Short problem ▸ Reproduce every record below exactly as written, but leave out any pictures.

Input ▸
----

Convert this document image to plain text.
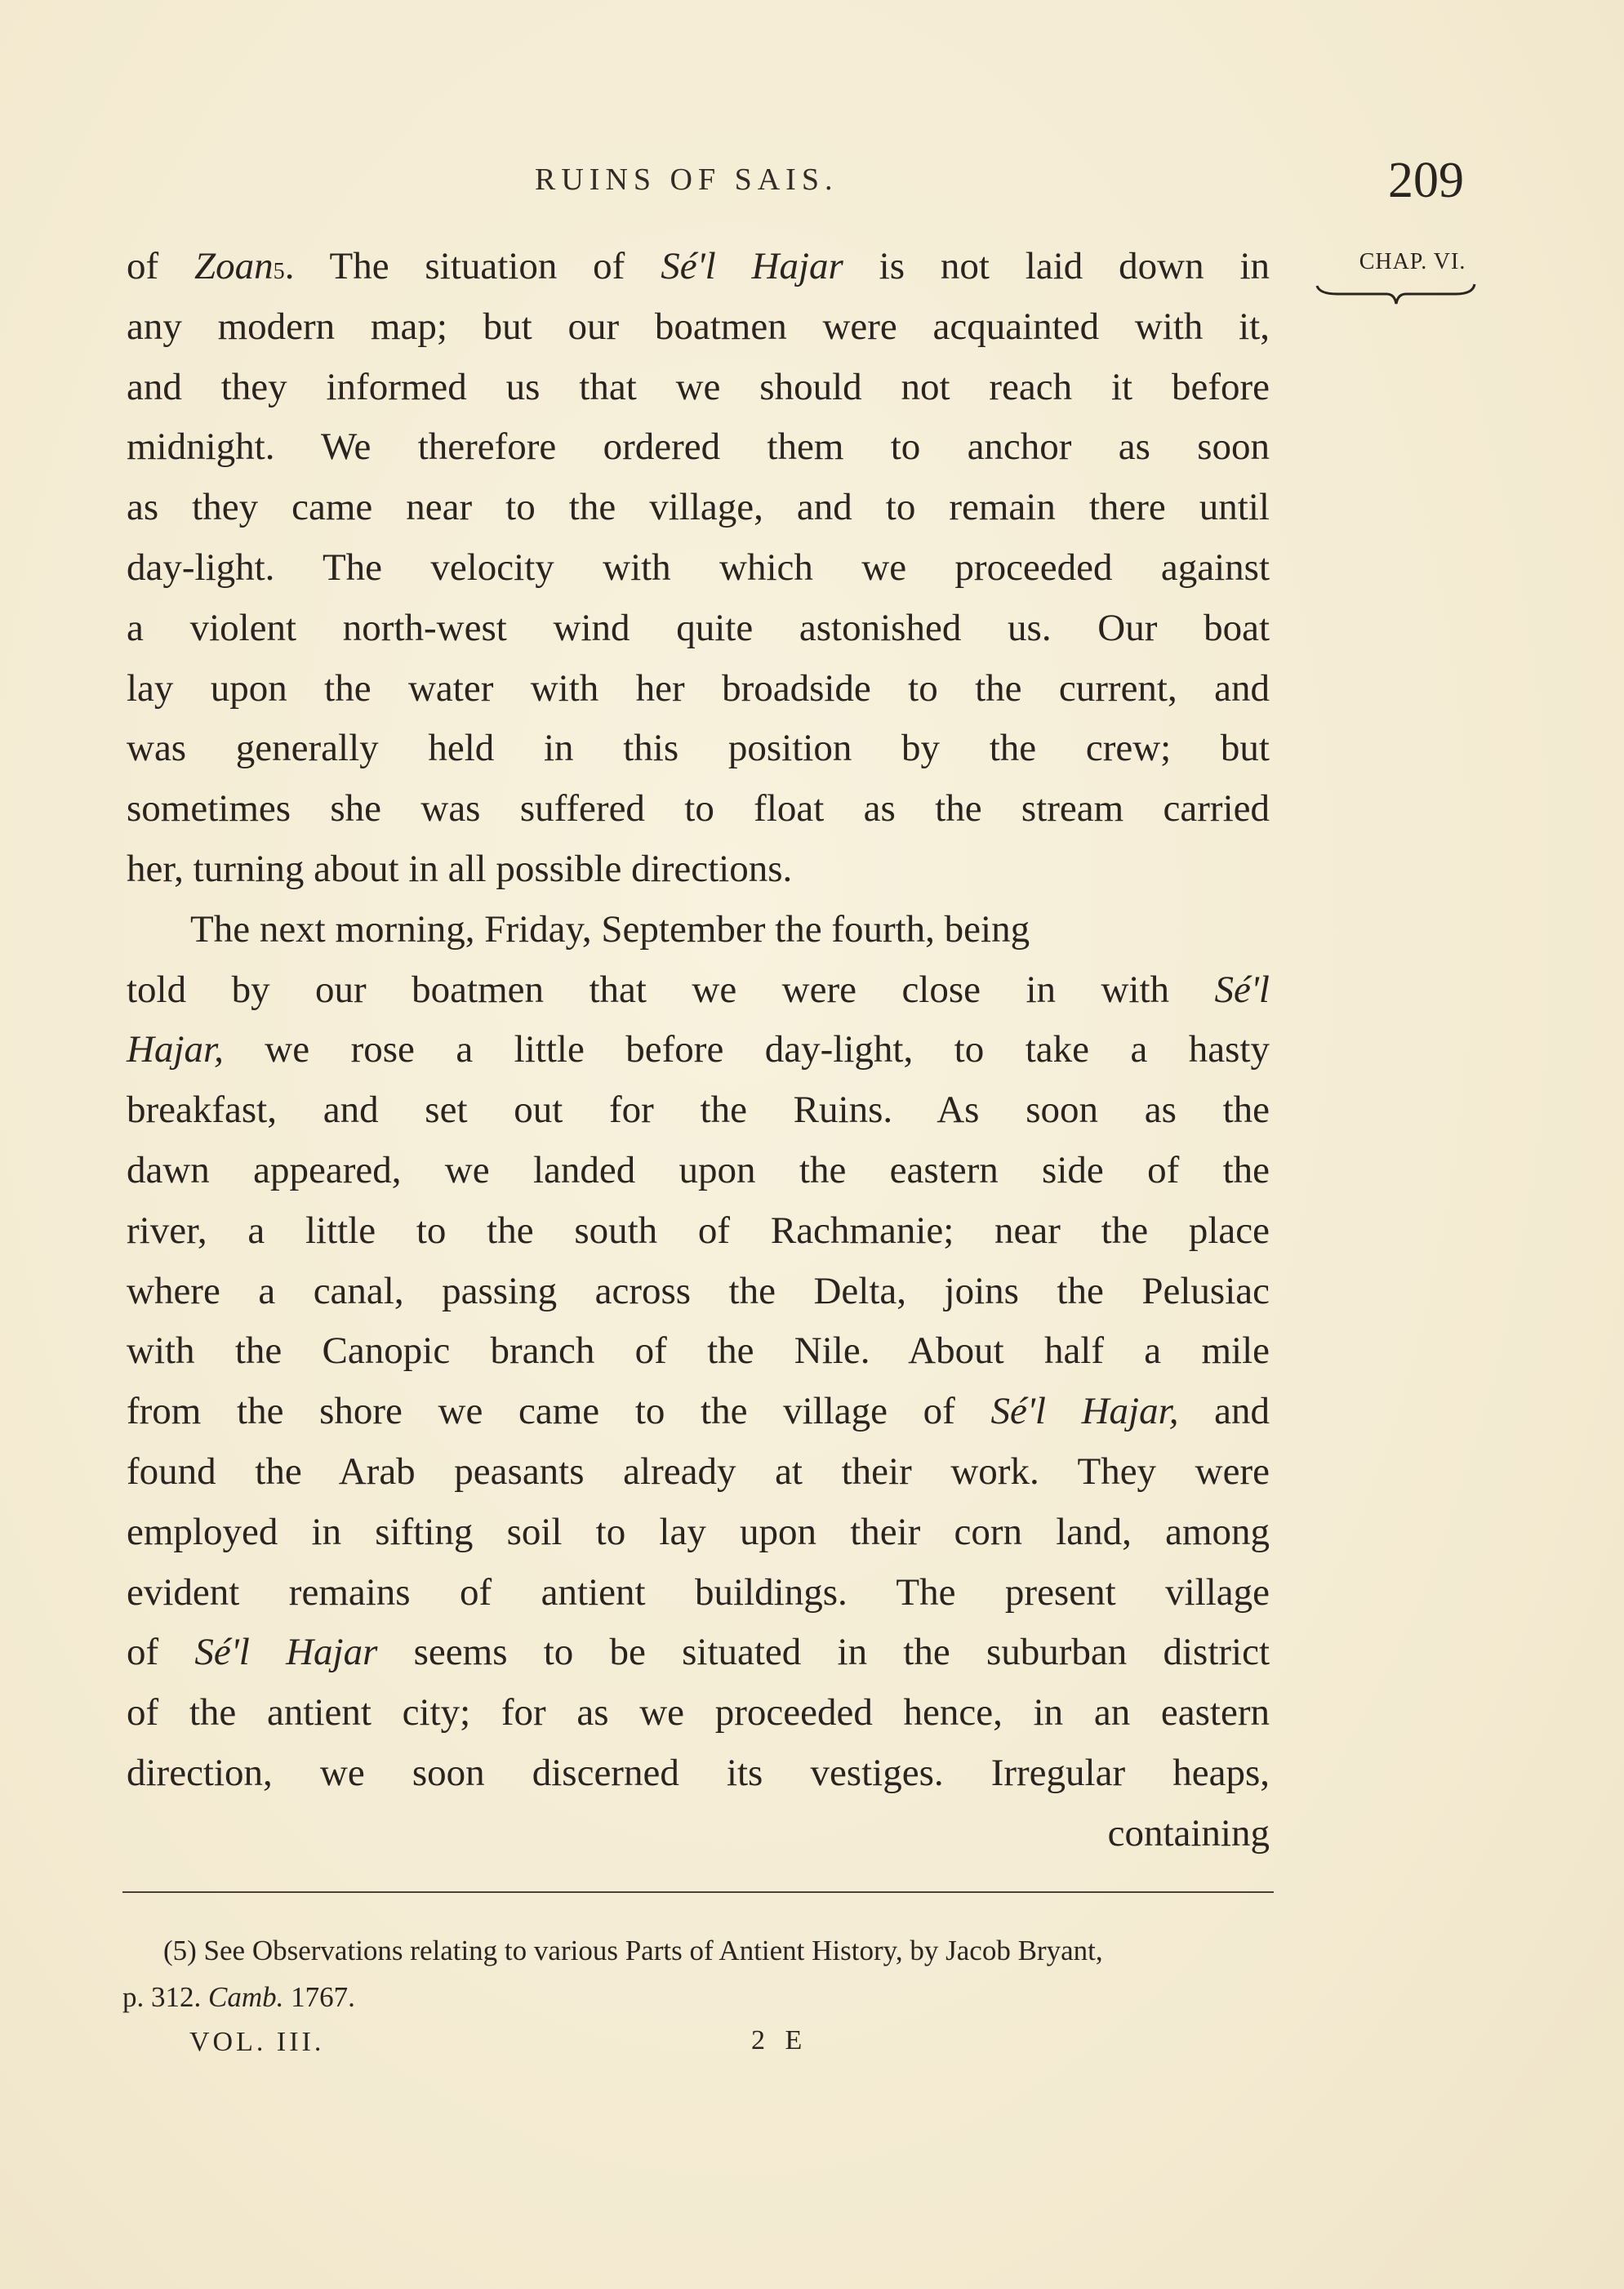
RUINS OF SAIS.	209
CHAP. VI.
of Zoan$^5$. The situation of Sé'l Hajar is not laid down in
any modern map; but our boatmen were acquainted with it,
and they informed us that we should not reach it before
midnight. We therefore ordered them to anchor as soon
as they came near to the village, and to remain there until
day-light. The velocity with which we proceeded against
a violent north-west wind quite astonished us. Our boat
lay upon the water with her broadside to the current, and
was generally held in this position by the crew; but
sometimes she was suffered to float as the stream carried
her, turning about in all possible directions.
The next morning, Friday, September the fourth, being
told by our boatmen that we were close in with Sé'l
Hajar, we rose a little before day-light, to take a hasty
breakfast, and set out for the Ruins. As soon as the
dawn appeared, we landed upon the eastern side of the
river, a little to the south of Rachmanie; near the place
where a canal, passing across the Delta, joins the Pelusiac
with the Canopic branch of the Nile. About half a mile
from the shore we came to the village of Sé'l Hajar, and
found the Arab peasants already at their work. They were
employed in sifting soil to lay upon their corn land, among
evident remains of antient buildings. The present village
of Sé'l Hajar seems to be situated in the suburban district
of the antient city; for as we proceeded hence, in an eastern
direction, we soon discerned its vestiges. Irregular heaps,
containing
(5) See Observations relating to various Parts of Antient History, by Jacob Bryant,
p. 312. Camb. 1767.
VOL. III.	2 E
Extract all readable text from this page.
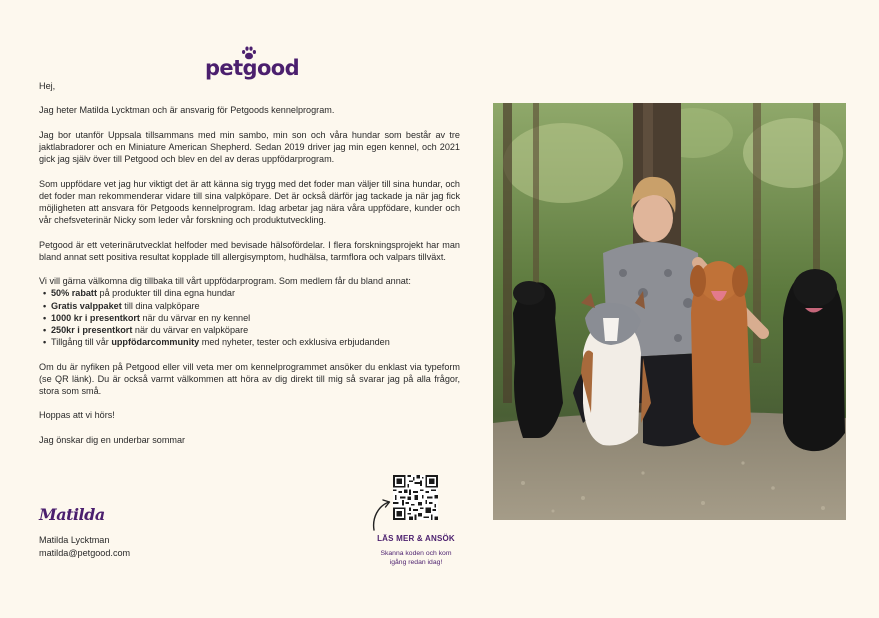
petgood

Hej,

Jag heter Matilda Lycktman och är ansvarig för Petgoods kennelprogram.

Jag bor utanför Uppsala tillsammans med min sambo, min son och våra hundar som består av tre jaktlabradorer och en Miniature American Shepherd. Sedan 2019 driver jag min egen kennel, och 2021 gick jag själv över till Petgood och blev en del av deras uppfödarprogram.

Som uppfödare vet jag hur viktigt det är att känna sig trygg med det foder man väljer till sina hundar, och det foder man rekommenderar vidare till sina valpköpare. Det är också därför jag tackade ja när jag fick möjligheten att ansvara för Petgoods kennelprogram. Idag arbetar jag nära våra uppfödare, kunder och vår chefsveterinär Nicky som leder vår forskning och produktutveckling.

Petgood är ett veterinärutvecklat helfoder med bevisade hälsofördelar. I flera forskningsprojekt har man bland annat sett positiva resultat kopplade till allergisymptom, hudhälsa, tarmflora och valpars tillväxt.

Vi vill gärna välkomna dig tillbaka till vårt uppfödarprogram. Som medlem får du bland annat:

• 50% rabatt på produkter till dina egna hundar
• Gratis valppaket till dina valpköpare
• 1000 kr i presentkort när du värvar en ny kennel
• 250kr i presentkort när du värvar en valpköpare
• Tillgång till vår uppfödarcommunity med nyheter, tester och exklusiva erbjudanden

Om du är nyfiken på Petgood eller vill veta mer om kennelprogrammet ansöker du enklast via typeform (se QR länk). Du är också varmt välkommen att höra av dig direkt till mig så svarar jag på alla frågor, stora som små.

Hoppas att vi hörs!

Jag önskar dig en underbar sommar

Matilda
Matilda Lycktman
matilda@petgood.com
LÄS MER & ANSÖK
Skanna koden och kom
igång redan idag!
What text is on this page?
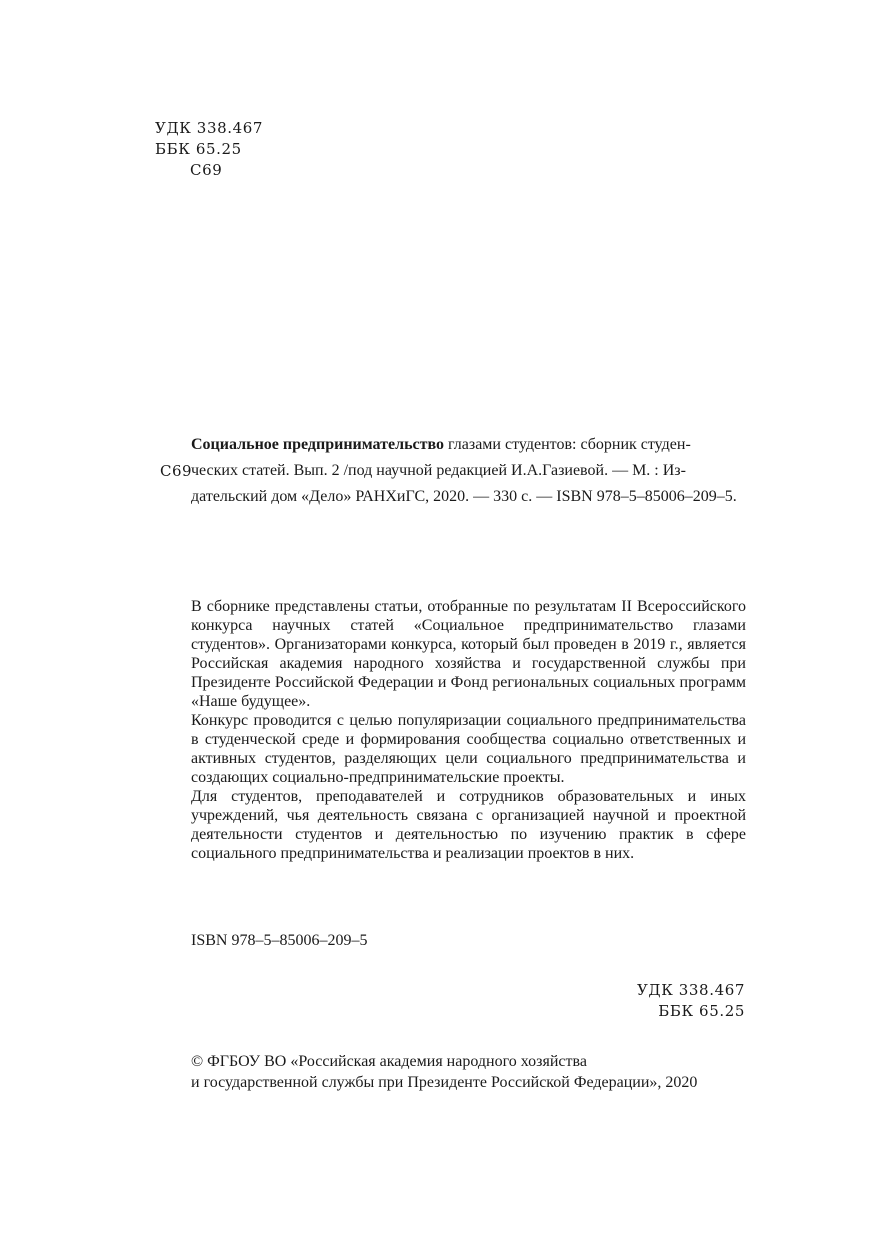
УДК 338.467
ББК 65.25
С69
С69
Социальное предпринимательство глазами студентов: сборник студен-
ческих статей. Вып. 2 /под научной редакцией И.А.Газиевой. — М. : Из-
дательский дом «Дело» РАНХиГС, 2020. — 330 с. — ISBN 978–5–85006–209–5.

В сборнике представлены статьи, отобранные по результатам II Всероссийского конкурса научных статей «Социальное предпринимательство глазами студентов». Организаторами конкурса, который был проведен в 2019 г., является Российская академия народного хозяйства и государственной службы при Президенте Российской Федерации и Фонд региональных социальных программ «Наше будущее».

Конкурс проводится с целью популяризации социального предпринимательства в студенческой среде и формирования сообщества социально ответственных и активных студентов, разделяющих цели социального предпринимательства и создающих социально-предпринимательские проекты.

Для студентов, преподавателей и сотрудников образовательных и иных учреждений, чья деятельность связана с организацией научной и проектной деятельности студентов и деятельностью по изучению практик в сфере социального предпринимательства и реализации проектов в них.

ISBN 978–5–85006–209–5
УДК 338.467
ББК 65.25
© ФГБОУ ВО «Российская академия народного хозяйства
и государственной службы при Президенте Российской Федерации», 2020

----

Solution for this task ▸
Convert this document image to plain text.
RUINS OF SAIS.	209
CHAP. VI.
of Zoan$^5$. The situation of Sé'l Hajar is not laid down in
any modern map; but our boatmen were acquainted with it,
and they informed us that we should not reach it before
midnight. We therefore ordered them to anchor as soon
as they came near to the village, and to remain there until
day-light. The velocity with which we proceeded against
a violent north-west wind quite astonished us. Our boat
lay upon the water with her broadside to the current, and
was generally held in this position by the crew; but
sometimes she was suffered to float as the stream carried
her, turning about in all possible directions.
The next morning, Friday, September the fourth, being
told by our boatmen that we were close in with Sé'l
Hajar, we rose a little before day-light, to take a hasty
breakfast, and set out for the Ruins. As soon as the
dawn appeared, we landed upon the eastern side of the
river, a little to the south of Rachmanie; near the place
where a canal, passing across the Delta, joins the Pelusiac
with the Canopic branch of the Nile. About half a mile
from the shore we came to the village of Sé'l Hajar, and
found the Arab peasants already at their work. They were
employed in sifting soil to lay upon their corn land, among
evident remains of antient buildings. The present village
of Sé'l Hajar seems to be situated in the suburban district
of the antient city; for as we proceeded hence, in an eastern
direction, we soon discerned its vestiges. Irregular heaps,
containing
(5) See Observations relating to various Parts of Antient History, by Jacob Bryant,
p. 312. Camb. 1767.
VOL. III.	2 E
Extract all readable text from this page.
petgood

Hej,

Jag heter Matilda Lycktman och är ansvarig för Petgoods kennelprogram.

Jag bor utanför Uppsala tillsammans med min sambo, min son och våra hundar som består av tre jaktlabradorer och en Miniature American Shepherd. Sedan 2019 driver jag min egen kennel, och 2021 gick jag själv över till Petgood och blev en del av deras uppfödarprogram.

Som uppfödare vet jag hur viktigt det är att känna sig trygg med det foder man väljer till sina hundar, och det foder man rekommenderar vidare till sina valpköpare. Det är också därför jag tackade ja när jag fick möjligheten att ansvara för Petgoods kennelprogram. Idag arbetar jag nära våra uppfödare, kunder och vår chefsveterinär Nicky som leder vår forskning och produktutveckling.

Petgood är ett veterinärutvecklat helfoder med bevisade hälsofördelar. I flera forskningsprojekt har man bland annat sett positiva resultat kopplade till allergisymptom, hudhälsa, tarmflora och valpars tillväxt.

Vi vill gärna välkomna dig tillbaka till vårt uppfödarprogram. Som medlem får du bland annat:

• 50% rabatt på produkter till dina egna hundar
• Gratis valppaket till dina valpköpare
• 1000 kr i presentkort när du värvar en ny kennel
• 250kr i presentkort när du värvar en valpköpare
• Tillgång till vår uppfödarcommunity med nyheter, tester och exklusiva erbjudanden

Om du är nyfiken på Petgood eller vill veta mer om kennelprogrammet ansöker du enklast via typeform (se QR länk). Du är också varmt välkommen att höra av dig direkt till mig så svarar jag på alla frågor, stora som små.

Hoppas att vi hörs!

Jag önskar dig en underbar sommar

Matilda
Matilda Lycktman
matilda@petgood.com
LÄS MER & ANSÖK
Skanna koden och kom
igång redan idag!
What text is on this page?
УДК 338.467
ББК 65.25
С69
С69
Социальное предпринимательство глазами студентов: сборник студен-
ческих статей. Вып. 2 /под научной редакцией И.А.Газиевой. — М. : Из-
дательский дом «Дело» РАНХиГС, 2020. — 330 с. — ISBN 978–5–85006–209–5.

В сборнике представлены статьи, отобранные по результатам II Всероссийского конкурса научных статей «Социальное предпринимательство глазами студентов». Организаторами конкурса, который был проведен в 2019 г., является Российская академия народного хозяйства и государственной службы при Президенте Российской Федерации и Фонд региональных социальных программ «Наше будущее».

Конкурс проводится с целью популяризации социального предпринимательства в студенческой среде и формирования сообщества социально ответственных и активных студентов, разделяющих цели социального предпринимательства и создающих социально-предпринимательские проекты.

Для студентов, преподавателей и сотрудников образовательных и иных учреждений, чья деятельность связана с организацией научной и проектной деятельности студентов и деятельностью по изучению практик в сфере социального предпринимательства и реализации проектов в них.

ISBN 978–5–85006–209–5
УДК 338.467
ББК 65.25
© ФГБОУ ВО «Российская академия народного хозяйства
и государственной службы при Президенте Российской Федерации», 2020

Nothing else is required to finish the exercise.